**What to produce**
List every line in this data where the string "Free" occurs.

Data entries:
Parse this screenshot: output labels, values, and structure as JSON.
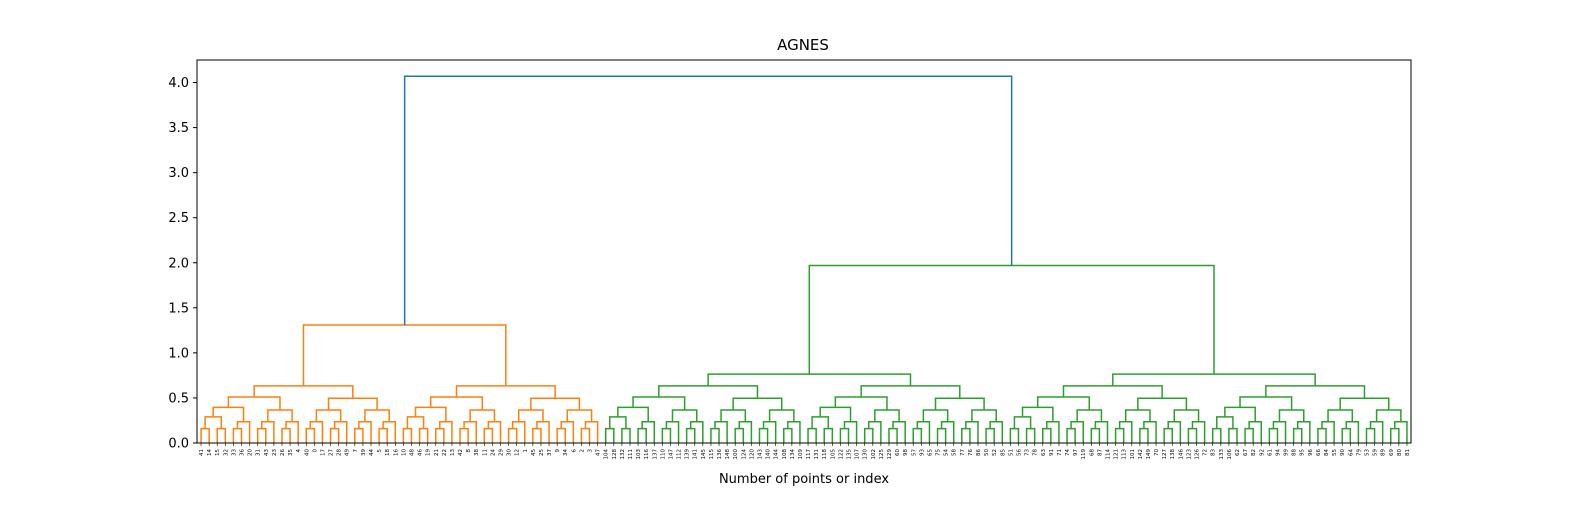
{
  "chart_data": {
    "type": "dendrogram",
    "title": "AGNES",
    "xlabel": "Number of points or index",
    "ylabel": "",
    "ylim": [
      0,
      4.25
    ],
    "yticks": [
      0.0,
      0.5,
      1.0,
      1.5,
      2.0,
      2.5,
      3.0,
      3.5,
      4.0
    ],
    "ytick_labels": [
      "0.0",
      "0.5",
      "1.0",
      "1.5",
      "2.0",
      "2.5",
      "3.0",
      "3.5",
      "4.0"
    ],
    "grid": false,
    "colors": {
      "orange_cluster": "#ff7f0e",
      "green_cluster": "#2ca02c",
      "root_link": "#1f77b4"
    },
    "leaf_order": [
      "41",
      "14",
      "15",
      "32",
      "33",
      "36",
      "20",
      "31",
      "43",
      "23",
      "26",
      "35",
      "4",
      "40",
      "0",
      "17",
      "27",
      "28",
      "49",
      "7",
      "39",
      "44",
      "5",
      "18",
      "16",
      "10",
      "48",
      "46",
      "19",
      "21",
      "22",
      "13",
      "42",
      "8",
      "38",
      "11",
      "24",
      "29",
      "30",
      "12",
      "1",
      "45",
      "25",
      "37",
      "9",
      "34",
      "6",
      "2",
      "3",
      "47",
      "104",
      "128",
      "132",
      "111",
      "103",
      "116",
      "137",
      "110",
      "147",
      "112",
      "139",
      "141",
      "145",
      "115",
      "136",
      "148",
      "100",
      "124",
      "120",
      "143",
      "140",
      "144",
      "108",
      "134",
      "109",
      "117",
      "131",
      "118",
      "105",
      "122",
      "135",
      "107",
      "130",
      "102",
      "125",
      "129",
      "60",
      "98",
      "57",
      "93",
      "65",
      "75",
      "54",
      "58",
      "77",
      "76",
      "86",
      "50",
      "52",
      "85",
      "51",
      "56",
      "73",
      "78",
      "63",
      "91",
      "71",
      "74",
      "97",
      "119",
      "68",
      "87",
      "114",
      "121",
      "113",
      "101",
      "142",
      "149",
      "70",
      "127",
      "138",
      "146",
      "123",
      "126",
      "72",
      "83",
      "133",
      "106",
      "62",
      "67",
      "82",
      "92",
      "61",
      "94",
      "99",
      "88",
      "95",
      "96",
      "66",
      "84",
      "55",
      "90",
      "64",
      "79",
      "53",
      "59",
      "89",
      "69",
      "80",
      "81"
    ],
    "cluster_heights": {
      "root": 4.07,
      "orange_cluster": 1.31,
      "green_cluster": 1.97
    }
  }
}
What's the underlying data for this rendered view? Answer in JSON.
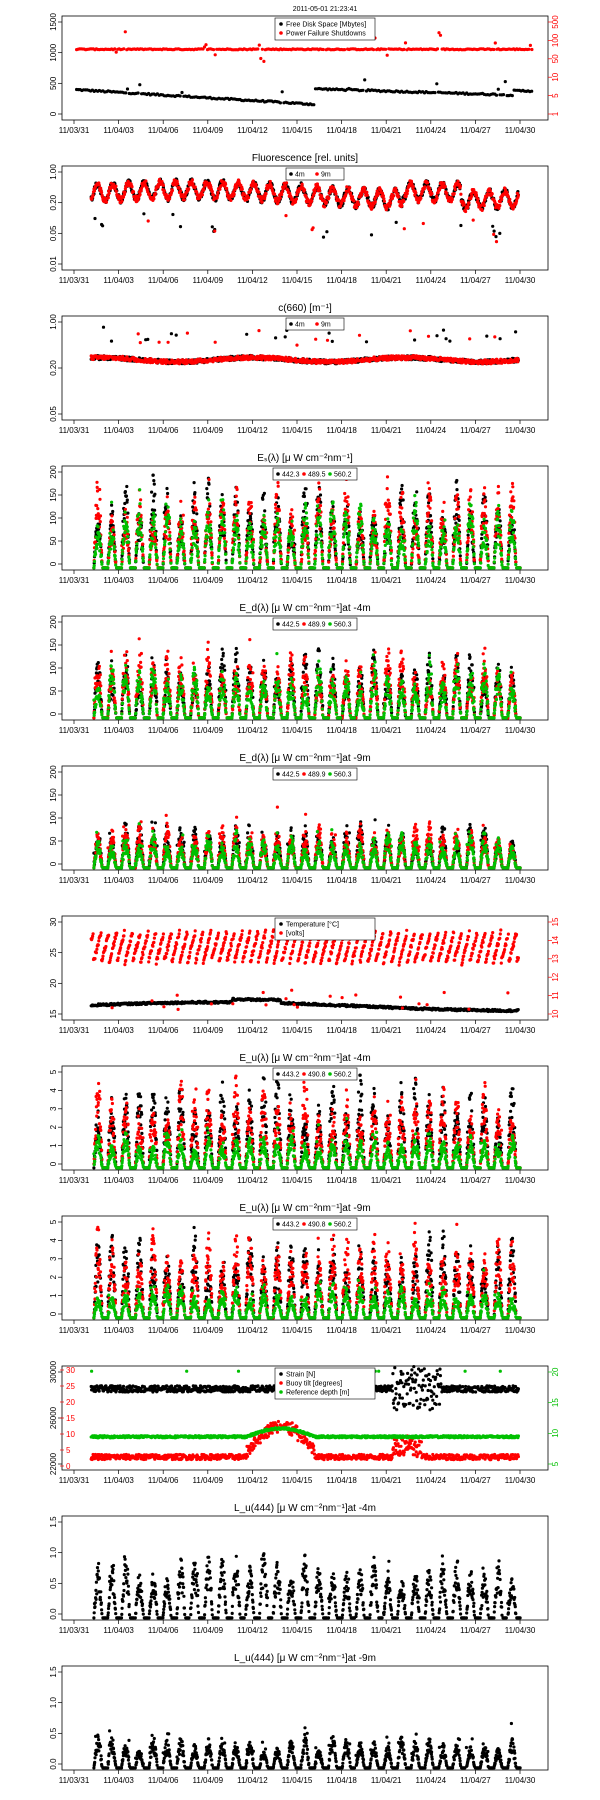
{
  "timestamp": "2011-05-01 21:23:41",
  "x_labels": [
    "11/03/31",
    "11/04/03",
    "11/04/06",
    "11/04/09",
    "11/04/12",
    "11/04/15",
    "11/04/18",
    "11/04/21",
    "11/04/24",
    "11/04/27",
    "11/04/30"
  ],
  "colors": {
    "black": "#000000",
    "red": "#ff0000",
    "green": "#00c000"
  },
  "chart_data": [
    {
      "type": "scatter",
      "title": "",
      "legend": [
        "Free Disk Space [Mbytes]",
        "Power Failure Shutdowns"
      ],
      "y_ticks": [
        "0",
        "500",
        "1000",
        "1500"
      ],
      "y_right_ticks": [
        "1",
        "5",
        "10",
        "50",
        "100",
        "500"
      ],
      "right_axis_color": "#ff0000",
      "series": [
        {
          "name": "Free Disk Space [Mbytes]",
          "color": "#000000",
          "pattern": "disk"
        },
        {
          "name": "Power Failure Shutdowns",
          "color": "#ff0000",
          "pattern": "power"
        }
      ]
    },
    {
      "type": "scatter",
      "title": "Fluorescence  [rel. units]",
      "legend": [
        "4m",
        "9m"
      ],
      "y_ticks": [
        "0.01",
        "0.05",
        "0.20",
        "1.00"
      ],
      "series": [
        {
          "name": "4m",
          "color": "#000000",
          "pattern": "fluor"
        },
        {
          "name": "9m",
          "color": "#ff0000",
          "pattern": "fluor"
        }
      ]
    },
    {
      "type": "scatter",
      "title": "c(660)  [m⁻¹]",
      "legend": [
        "4m",
        "9m"
      ],
      "y_ticks": [
        "0.05",
        "0.20",
        "1.00"
      ],
      "series": [
        {
          "name": "4m",
          "color": "#000000",
          "pattern": "flat"
        },
        {
          "name": "9m",
          "color": "#ff0000",
          "pattern": "flat"
        }
      ]
    },
    {
      "type": "scatter",
      "title": "Eₛ(λ)  [μ W cm⁻²nm⁻¹]",
      "legend": [
        "442.3",
        "489.5",
        "560.2"
      ],
      "y_ticks": [
        "0",
        "50",
        "100",
        "150",
        "200"
      ],
      "series": [
        {
          "name": "442.3",
          "color": "#000000",
          "pattern": "diurnal-high"
        },
        {
          "name": "489.5",
          "color": "#ff0000",
          "pattern": "diurnal-high"
        },
        {
          "name": "560.2",
          "color": "#00c000",
          "pattern": "diurnal-high"
        }
      ]
    },
    {
      "type": "scatter",
      "title": "E_d(λ)  [μ W cm⁻²nm⁻¹]at -4m",
      "legend": [
        "442.5",
        "489.9",
        "560.3"
      ],
      "y_ticks": [
        "0",
        "50",
        "100",
        "150",
        "200"
      ],
      "series": [
        {
          "name": "442.5",
          "color": "#000000",
          "pattern": "diurnal-mid"
        },
        {
          "name": "489.9",
          "color": "#ff0000",
          "pattern": "diurnal-mid"
        },
        {
          "name": "560.3",
          "color": "#00c000",
          "pattern": "diurnal-mid"
        }
      ]
    },
    {
      "type": "scatter",
      "title": "E_d(λ)  [μ W cm⁻²nm⁻¹]at -9m",
      "legend": [
        "442.5",
        "489.9",
        "560.3"
      ],
      "y_ticks": [
        "0",
        "50",
        "100",
        "150",
        "200"
      ],
      "series": [
        {
          "name": "442.5",
          "color": "#000000",
          "pattern": "diurnal-low"
        },
        {
          "name": "489.9",
          "color": "#ff0000",
          "pattern": "diurnal-low"
        },
        {
          "name": "560.3",
          "color": "#00c000",
          "pattern": "diurnal-low"
        }
      ]
    },
    {
      "type": "scatter",
      "title": "",
      "legend": [
        "Temperature [°C]",
        "[volts]"
      ],
      "y_ticks": [
        "15",
        "20",
        "25",
        "30"
      ],
      "y_right_ticks": [
        "10",
        "11",
        "12",
        "13",
        "14",
        "15"
      ],
      "right_axis_color": "#ff0000",
      "series": [
        {
          "name": "Temperature [°C]",
          "color": "#000000",
          "pattern": "temp"
        },
        {
          "name": "[volts]",
          "color": "#ff0000",
          "pattern": "volts"
        }
      ]
    },
    {
      "type": "scatter",
      "title": "E_u(λ)  [μ W cm⁻²nm⁻¹]at -4m",
      "legend": [
        "443.2",
        "490.8",
        "560.2"
      ],
      "y_ticks": [
        "0",
        "1",
        "2",
        "3",
        "4",
        "5"
      ],
      "series": [
        {
          "name": "443.2",
          "color": "#000000",
          "pattern": "eu"
        },
        {
          "name": "490.8",
          "color": "#ff0000",
          "pattern": "eu"
        },
        {
          "name": "560.2",
          "color": "#00c000",
          "pattern": "eu-low"
        }
      ]
    },
    {
      "type": "scatter",
      "title": "E_u(λ)  [μ W cm⁻²nm⁻¹]at -9m",
      "legend": [
        "443.2",
        "490.8",
        "560.2"
      ],
      "y_ticks": [
        "0",
        "1",
        "2",
        "3",
        "4",
        "5"
      ],
      "series": [
        {
          "name": "443.2",
          "color": "#000000",
          "pattern": "eu"
        },
        {
          "name": "490.8",
          "color": "#ff0000",
          "pattern": "eu"
        },
        {
          "name": "560.2",
          "color": "#00c000",
          "pattern": "eu-low"
        }
      ]
    },
    {
      "type": "scatter",
      "title": "",
      "legend": [
        "Strain [N]",
        "Buoy tilt [degrees]",
        "Reference depth [m]"
      ],
      "y_ticks": [
        "22000",
        "26000",
        "30000"
      ],
      "y_left_extra_ticks": [
        "0",
        "5",
        "10",
        "15",
        "20",
        "25",
        "30"
      ],
      "y_right_ticks": [
        "5",
        "10",
        "15",
        "20"
      ],
      "right_axis_color": "#00c000",
      "series": [
        {
          "name": "Strain [N]",
          "color": "#000000",
          "pattern": "strain"
        },
        {
          "name": "Buoy tilt [degrees]",
          "color": "#ff0000",
          "pattern": "tilt"
        },
        {
          "name": "Reference depth [m]",
          "color": "#00c000",
          "pattern": "depth"
        }
      ]
    },
    {
      "type": "scatter",
      "title": "L_u(444)  [μ W cm⁻²nm⁻¹]at -4m",
      "legend": [],
      "y_ticks": [
        "0.0",
        "0.5",
        "1.0",
        "1.5"
      ],
      "series": [
        {
          "name": "",
          "color": "#000000",
          "pattern": "lu4"
        }
      ]
    },
    {
      "type": "scatter",
      "title": "L_u(444)  [μ W cm⁻²nm⁻¹]at -9m",
      "legend": [],
      "y_ticks": [
        "0.0",
        "0.5",
        "1.0",
        "1.5"
      ],
      "series": [
        {
          "name": "",
          "color": "#000000",
          "pattern": "lu9"
        }
      ]
    }
  ]
}
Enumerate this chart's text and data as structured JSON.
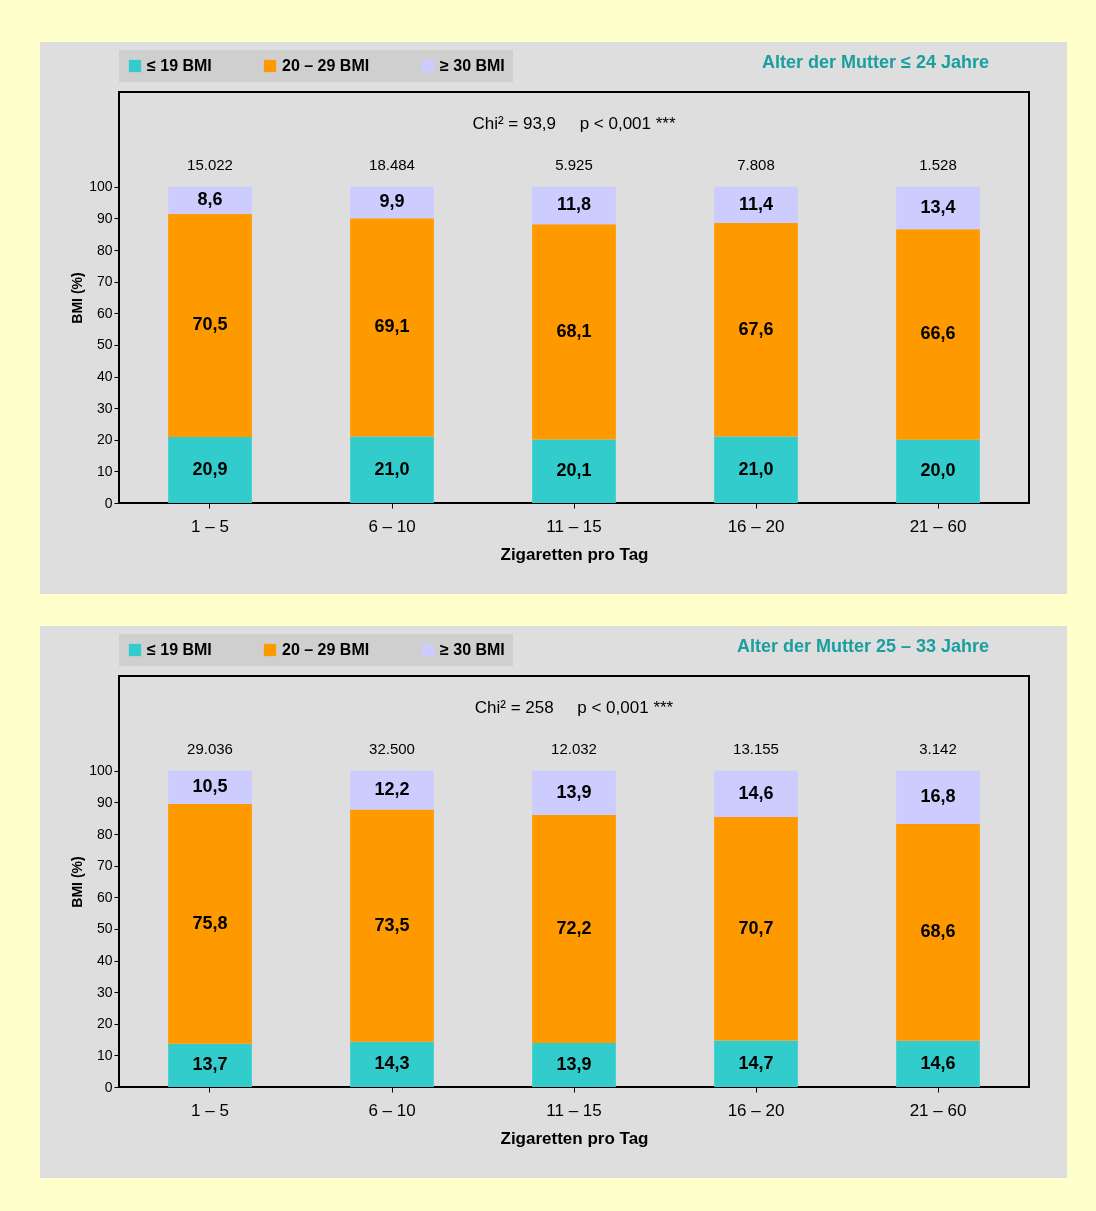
{
  "chart_data": [
    {
      "type": "bar",
      "title": "Alter der Mutter ≤ 24 Jahre",
      "xlabel": "Zigaretten pro Tag",
      "ylabel": "BMI (%)",
      "stacked": true,
      "legend": "top",
      "grid": false,
      "categories": [
        "1 – 5",
        "6 – 10",
        "11 – 15",
        "16 – 20",
        "21 – 60"
      ],
      "ylim": [
        0,
        130
      ],
      "yticks": [
        0,
        10,
        20,
        30,
        40,
        50,
        60,
        70,
        80,
        90,
        100
      ],
      "series": [
        {
          "name": "≤ 19 BMI",
          "color": "#33cccc",
          "values": [
            20.9,
            21.0,
            20.1,
            21.0,
            20.0
          ],
          "value_labels": [
            "20,9",
            "21,0",
            "20,1",
            "21,0",
            "20,0"
          ]
        },
        {
          "name": "20 – 29 BMI",
          "color": "#ff9900",
          "values": [
            70.5,
            69.1,
            68.1,
            67.6,
            66.6
          ],
          "value_labels": [
            "70,5",
            "69,1",
            "68,1",
            "67,6",
            "66,6"
          ]
        },
        {
          "name": "≥ 30 BMI",
          "color": "#ccccff",
          "values": [
            8.6,
            9.9,
            11.8,
            11.4,
            13.4
          ],
          "value_labels": [
            "8,6",
            "9,9",
            "11,8",
            "11,4",
            "13,4"
          ]
        }
      ],
      "annotations": [
        "Chi² = 93,9     p < 0,001 ***",
        "15.022",
        "18.484",
        "5.925",
        "7.808",
        "1.528"
      ]
    },
    {
      "type": "bar",
      "title": "Alter der Mutter 25 – 33 Jahre",
      "xlabel": "Zigaretten pro Tag",
      "ylabel": "BMI (%)",
      "stacked": true,
      "legend": "top",
      "grid": false,
      "categories": [
        "1 – 5",
        "6 – 10",
        "11 – 15",
        "16 – 20",
        "21 – 60"
      ],
      "ylim": [
        0,
        130
      ],
      "yticks": [
        0,
        10,
        20,
        30,
        40,
        50,
        60,
        70,
        80,
        90,
        100
      ],
      "series": [
        {
          "name": "≤ 19 BMI",
          "color": "#33cccc",
          "values": [
            13.7,
            14.3,
            13.9,
            14.7,
            14.6
          ],
          "value_labels": [
            "13,7",
            "14,3",
            "13,9",
            "14,7",
            "14,6"
          ]
        },
        {
          "name": "20 – 29 BMI",
          "color": "#ff9900",
          "values": [
            75.8,
            73.5,
            72.2,
            70.7,
            68.6
          ],
          "value_labels": [
            "75,8",
            "73,5",
            "72,2",
            "70,7",
            "68,6"
          ]
        },
        {
          "name": "≥ 30 BMI",
          "color": "#ccccff",
          "values": [
            10.5,
            12.2,
            13.9,
            14.6,
            16.8
          ],
          "value_labels": [
            "10,5",
            "12,2",
            "13,9",
            "14,6",
            "16,8"
          ]
        }
      ],
      "annotations": [
        "Chi² = 258     p < 0,001 ***",
        "29.036",
        "32.500",
        "12.032",
        "13.155",
        "3.142"
      ]
    }
  ]
}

**Response**
        "Free Disk Space [Mbytes]",
          "name": "Free Disk Space [Mbytes]",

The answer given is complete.